— WRITTEN EXERCISE —
Work out how many lines in the data hold the word "every", and reply with that number only.

— MATERIAL TO PROCESS —
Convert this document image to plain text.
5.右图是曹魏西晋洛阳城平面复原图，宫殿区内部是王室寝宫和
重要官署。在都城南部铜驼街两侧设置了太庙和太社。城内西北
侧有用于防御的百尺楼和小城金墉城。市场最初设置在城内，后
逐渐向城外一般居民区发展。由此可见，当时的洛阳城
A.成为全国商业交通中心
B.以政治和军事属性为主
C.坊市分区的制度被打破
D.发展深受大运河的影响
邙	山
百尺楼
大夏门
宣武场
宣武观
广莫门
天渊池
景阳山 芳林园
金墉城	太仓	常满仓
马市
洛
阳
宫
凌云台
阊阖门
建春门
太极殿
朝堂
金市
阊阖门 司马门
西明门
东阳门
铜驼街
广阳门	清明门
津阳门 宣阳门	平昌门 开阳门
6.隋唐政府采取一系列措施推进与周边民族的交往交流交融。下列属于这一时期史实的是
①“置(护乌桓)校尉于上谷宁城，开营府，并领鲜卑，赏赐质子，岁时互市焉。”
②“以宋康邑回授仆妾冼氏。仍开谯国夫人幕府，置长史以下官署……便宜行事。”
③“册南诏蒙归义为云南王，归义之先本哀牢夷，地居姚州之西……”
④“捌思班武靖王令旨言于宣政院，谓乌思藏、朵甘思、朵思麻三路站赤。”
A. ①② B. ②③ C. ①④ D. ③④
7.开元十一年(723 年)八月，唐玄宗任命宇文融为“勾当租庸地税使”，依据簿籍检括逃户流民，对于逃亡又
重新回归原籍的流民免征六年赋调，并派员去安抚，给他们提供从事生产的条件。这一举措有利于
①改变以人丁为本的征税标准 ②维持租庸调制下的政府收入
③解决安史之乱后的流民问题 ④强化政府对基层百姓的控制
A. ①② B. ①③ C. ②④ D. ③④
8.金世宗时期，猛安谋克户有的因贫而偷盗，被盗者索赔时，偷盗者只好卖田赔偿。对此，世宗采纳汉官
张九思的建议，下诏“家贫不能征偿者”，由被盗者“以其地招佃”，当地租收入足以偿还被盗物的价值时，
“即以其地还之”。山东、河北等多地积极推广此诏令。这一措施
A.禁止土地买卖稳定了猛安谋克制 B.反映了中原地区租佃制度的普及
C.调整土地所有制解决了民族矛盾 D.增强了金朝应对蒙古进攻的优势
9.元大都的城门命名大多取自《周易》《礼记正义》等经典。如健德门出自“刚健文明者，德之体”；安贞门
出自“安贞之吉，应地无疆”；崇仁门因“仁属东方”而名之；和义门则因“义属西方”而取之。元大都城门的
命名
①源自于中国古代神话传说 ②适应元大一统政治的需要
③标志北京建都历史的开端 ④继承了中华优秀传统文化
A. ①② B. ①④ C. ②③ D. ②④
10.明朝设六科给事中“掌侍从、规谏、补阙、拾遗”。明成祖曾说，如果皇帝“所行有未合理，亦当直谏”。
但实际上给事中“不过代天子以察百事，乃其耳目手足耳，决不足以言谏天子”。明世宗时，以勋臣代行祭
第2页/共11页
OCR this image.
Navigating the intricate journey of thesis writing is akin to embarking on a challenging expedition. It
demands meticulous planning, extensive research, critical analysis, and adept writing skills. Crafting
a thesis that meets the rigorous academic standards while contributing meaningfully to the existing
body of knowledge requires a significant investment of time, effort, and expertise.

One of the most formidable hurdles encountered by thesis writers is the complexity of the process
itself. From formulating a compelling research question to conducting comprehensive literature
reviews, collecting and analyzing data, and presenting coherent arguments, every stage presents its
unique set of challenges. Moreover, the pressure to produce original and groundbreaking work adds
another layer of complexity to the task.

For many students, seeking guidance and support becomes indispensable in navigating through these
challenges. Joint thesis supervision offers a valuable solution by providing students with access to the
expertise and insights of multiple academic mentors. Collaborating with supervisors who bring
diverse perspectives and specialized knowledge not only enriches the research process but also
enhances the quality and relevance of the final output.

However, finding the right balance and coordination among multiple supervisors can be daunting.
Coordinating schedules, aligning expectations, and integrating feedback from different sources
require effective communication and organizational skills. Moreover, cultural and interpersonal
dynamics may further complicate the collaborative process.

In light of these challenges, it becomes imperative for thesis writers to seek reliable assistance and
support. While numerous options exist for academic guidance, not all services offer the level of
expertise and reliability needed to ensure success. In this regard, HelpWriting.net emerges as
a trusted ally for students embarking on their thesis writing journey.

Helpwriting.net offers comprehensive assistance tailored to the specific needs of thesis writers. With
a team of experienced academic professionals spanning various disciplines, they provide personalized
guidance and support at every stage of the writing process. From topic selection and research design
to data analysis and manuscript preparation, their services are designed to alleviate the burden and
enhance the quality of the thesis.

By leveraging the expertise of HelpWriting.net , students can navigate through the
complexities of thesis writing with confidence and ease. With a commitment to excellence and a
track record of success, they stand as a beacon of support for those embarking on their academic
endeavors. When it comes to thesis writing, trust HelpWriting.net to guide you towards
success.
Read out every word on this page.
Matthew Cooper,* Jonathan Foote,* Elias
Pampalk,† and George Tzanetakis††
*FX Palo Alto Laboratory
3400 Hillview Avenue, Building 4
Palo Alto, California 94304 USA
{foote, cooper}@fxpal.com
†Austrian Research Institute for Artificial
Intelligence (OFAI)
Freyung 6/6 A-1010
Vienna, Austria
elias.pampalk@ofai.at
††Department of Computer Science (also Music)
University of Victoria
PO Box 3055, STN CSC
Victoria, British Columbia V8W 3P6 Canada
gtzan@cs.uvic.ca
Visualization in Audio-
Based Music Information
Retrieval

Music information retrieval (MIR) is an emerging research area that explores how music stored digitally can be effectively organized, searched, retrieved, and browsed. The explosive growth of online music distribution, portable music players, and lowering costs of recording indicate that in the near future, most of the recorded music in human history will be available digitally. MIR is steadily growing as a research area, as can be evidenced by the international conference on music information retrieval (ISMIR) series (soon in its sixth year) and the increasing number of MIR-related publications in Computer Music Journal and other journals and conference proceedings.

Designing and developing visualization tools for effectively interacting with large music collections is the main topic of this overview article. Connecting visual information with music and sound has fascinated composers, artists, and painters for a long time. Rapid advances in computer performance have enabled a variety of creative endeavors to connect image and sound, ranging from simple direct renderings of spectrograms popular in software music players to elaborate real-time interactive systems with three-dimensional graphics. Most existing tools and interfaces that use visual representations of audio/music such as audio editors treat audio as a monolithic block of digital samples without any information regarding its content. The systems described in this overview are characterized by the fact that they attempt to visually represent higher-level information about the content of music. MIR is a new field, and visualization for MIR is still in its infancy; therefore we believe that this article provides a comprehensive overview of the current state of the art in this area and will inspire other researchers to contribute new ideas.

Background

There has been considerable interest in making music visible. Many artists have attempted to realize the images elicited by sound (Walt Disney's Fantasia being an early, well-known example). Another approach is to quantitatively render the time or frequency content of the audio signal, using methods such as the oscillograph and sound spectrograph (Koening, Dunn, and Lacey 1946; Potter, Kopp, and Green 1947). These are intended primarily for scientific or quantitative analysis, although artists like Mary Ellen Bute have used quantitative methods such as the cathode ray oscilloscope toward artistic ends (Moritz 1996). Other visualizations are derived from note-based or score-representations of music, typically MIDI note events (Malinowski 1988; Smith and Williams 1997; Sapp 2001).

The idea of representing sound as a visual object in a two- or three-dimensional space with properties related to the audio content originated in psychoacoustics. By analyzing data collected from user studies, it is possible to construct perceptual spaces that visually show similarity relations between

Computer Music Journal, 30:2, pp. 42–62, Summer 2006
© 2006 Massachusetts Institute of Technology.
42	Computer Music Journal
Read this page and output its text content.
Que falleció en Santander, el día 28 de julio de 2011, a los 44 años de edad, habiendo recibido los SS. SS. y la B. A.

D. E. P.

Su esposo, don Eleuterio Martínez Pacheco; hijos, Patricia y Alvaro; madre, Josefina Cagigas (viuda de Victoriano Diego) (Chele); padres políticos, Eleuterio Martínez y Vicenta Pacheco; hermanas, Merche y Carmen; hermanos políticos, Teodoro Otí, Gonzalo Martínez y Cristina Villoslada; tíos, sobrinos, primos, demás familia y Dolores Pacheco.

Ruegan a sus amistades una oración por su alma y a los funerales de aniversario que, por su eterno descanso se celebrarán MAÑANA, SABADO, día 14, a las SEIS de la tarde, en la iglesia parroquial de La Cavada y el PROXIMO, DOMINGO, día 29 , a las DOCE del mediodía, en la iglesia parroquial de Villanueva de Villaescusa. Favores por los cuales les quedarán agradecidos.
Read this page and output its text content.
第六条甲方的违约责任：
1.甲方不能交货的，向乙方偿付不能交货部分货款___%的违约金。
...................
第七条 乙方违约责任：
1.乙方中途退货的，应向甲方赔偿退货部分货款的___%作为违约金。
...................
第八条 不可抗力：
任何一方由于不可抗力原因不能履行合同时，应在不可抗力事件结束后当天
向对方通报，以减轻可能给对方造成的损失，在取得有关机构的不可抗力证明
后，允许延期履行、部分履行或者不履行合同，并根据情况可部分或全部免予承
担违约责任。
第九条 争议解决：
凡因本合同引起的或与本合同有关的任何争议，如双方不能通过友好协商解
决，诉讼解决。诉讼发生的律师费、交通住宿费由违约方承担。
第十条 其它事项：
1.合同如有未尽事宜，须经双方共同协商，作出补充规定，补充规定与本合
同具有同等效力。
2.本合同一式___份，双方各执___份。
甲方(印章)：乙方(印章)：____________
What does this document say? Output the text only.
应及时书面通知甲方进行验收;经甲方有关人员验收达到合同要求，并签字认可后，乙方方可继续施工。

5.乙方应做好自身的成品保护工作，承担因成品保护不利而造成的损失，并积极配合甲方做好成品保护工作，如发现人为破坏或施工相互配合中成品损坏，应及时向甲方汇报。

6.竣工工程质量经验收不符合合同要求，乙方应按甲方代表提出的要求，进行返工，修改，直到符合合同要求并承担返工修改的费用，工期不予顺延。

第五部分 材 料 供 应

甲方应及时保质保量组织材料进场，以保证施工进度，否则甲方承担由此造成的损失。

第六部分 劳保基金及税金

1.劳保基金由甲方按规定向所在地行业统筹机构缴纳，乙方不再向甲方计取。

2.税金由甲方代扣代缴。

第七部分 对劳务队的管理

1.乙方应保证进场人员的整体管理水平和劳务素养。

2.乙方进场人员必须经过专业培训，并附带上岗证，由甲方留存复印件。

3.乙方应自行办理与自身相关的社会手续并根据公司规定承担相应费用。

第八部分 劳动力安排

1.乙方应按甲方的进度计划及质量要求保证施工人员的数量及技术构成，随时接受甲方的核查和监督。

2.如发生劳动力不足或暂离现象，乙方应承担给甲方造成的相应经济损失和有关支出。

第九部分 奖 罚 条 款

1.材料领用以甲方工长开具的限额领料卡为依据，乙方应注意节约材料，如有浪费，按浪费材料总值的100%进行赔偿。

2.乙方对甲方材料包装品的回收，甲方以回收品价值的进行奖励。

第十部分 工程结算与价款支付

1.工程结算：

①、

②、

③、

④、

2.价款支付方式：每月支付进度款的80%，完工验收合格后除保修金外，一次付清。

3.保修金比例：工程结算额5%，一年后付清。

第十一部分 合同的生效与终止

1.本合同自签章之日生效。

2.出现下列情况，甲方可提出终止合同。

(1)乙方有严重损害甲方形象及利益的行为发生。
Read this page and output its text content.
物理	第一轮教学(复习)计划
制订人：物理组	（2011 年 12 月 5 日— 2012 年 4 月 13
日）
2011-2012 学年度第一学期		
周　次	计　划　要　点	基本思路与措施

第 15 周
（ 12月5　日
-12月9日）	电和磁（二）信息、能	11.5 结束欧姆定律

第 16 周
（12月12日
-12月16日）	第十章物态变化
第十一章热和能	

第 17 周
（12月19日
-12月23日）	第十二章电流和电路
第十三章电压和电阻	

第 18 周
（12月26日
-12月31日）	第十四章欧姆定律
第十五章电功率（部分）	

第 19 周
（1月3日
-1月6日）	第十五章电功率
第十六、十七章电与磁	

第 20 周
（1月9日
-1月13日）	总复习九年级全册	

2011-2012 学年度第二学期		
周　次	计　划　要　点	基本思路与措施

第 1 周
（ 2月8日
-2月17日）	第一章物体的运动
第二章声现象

— RESPONSE BELOW —
3